_PROVIDED RECORDS_
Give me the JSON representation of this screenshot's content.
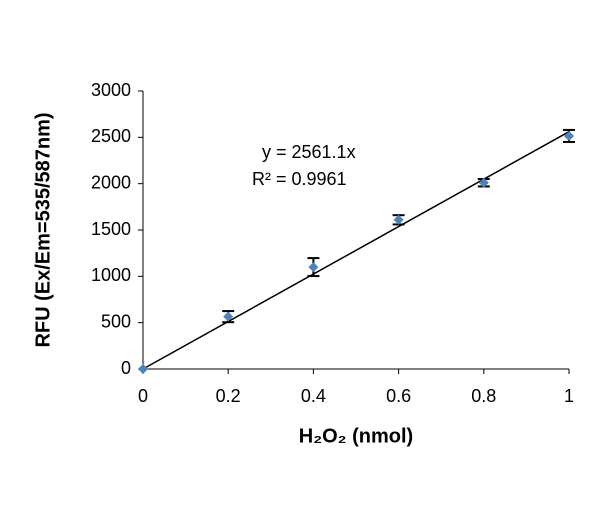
{
  "chart_data": {
    "type": "scatter",
    "x": [
      0,
      0.2,
      0.4,
      0.6,
      0.8,
      1
    ],
    "series": [
      {
        "name": "RFU",
        "color": "#4f81bd",
        "values": [
          0,
          565,
          1100,
          1610,
          2010,
          2515
        ],
        "errors": [
          0,
          60,
          97,
          50,
          40,
          65
        ]
      }
    ],
    "trendline": {
      "slope": 2561.1,
      "color": "#000000",
      "equation": "y = 2561.1x",
      "r_squared": "R² = 0.9961"
    },
    "x_label": "H₂O₂ (nmol)",
    "y_label": "RFU (Ex/Em=535/587nm)",
    "xlim": [
      0,
      1
    ],
    "xticks": [
      0,
      0.2,
      0.4,
      0.6,
      0.8,
      1
    ],
    "ylim": [
      0,
      3000
    ],
    "yticks": [
      0,
      500,
      1000,
      1500,
      2000,
      2500,
      3000
    ],
    "grid": false
  }
}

_TASK OBJECTIVE_
Repeat every record above exactly, but leave out any pictures.

_SOLUTION FOR THIS EXERCISE_
Give me the JSON representation of this screenshot's content.
{
  "chart_data": {
    "type": "scatter",
    "x": [
      0,
      0.2,
      0.4,
      0.6,
      0.8,
      1
    ],
    "series": [
      {
        "name": "RFU",
        "color": "#4f81bd",
        "values": [
          0,
          565,
          1100,
          1610,
          2010,
          2515
        ],
        "errors": [
          0,
          60,
          97,
          50,
          40,
          65
        ]
      }
    ],
    "trendline": {
      "slope": 2561.1,
      "color": "#000000",
      "equation": "y = 2561.1x",
      "r_squared": "R² = 0.9961"
    },
    "x_label": "H₂O₂ (nmol)",
    "y_label": "RFU (Ex/Em=535/587nm)",
    "xlim": [
      0,
      1
    ],
    "xticks": [
      0,
      0.2,
      0.4,
      0.6,
      0.8,
      1
    ],
    "ylim": [
      0,
      3000
    ],
    "yticks": [
      0,
      500,
      1000,
      1500,
      2000,
      2500,
      3000
    ],
    "grid": false
  }
}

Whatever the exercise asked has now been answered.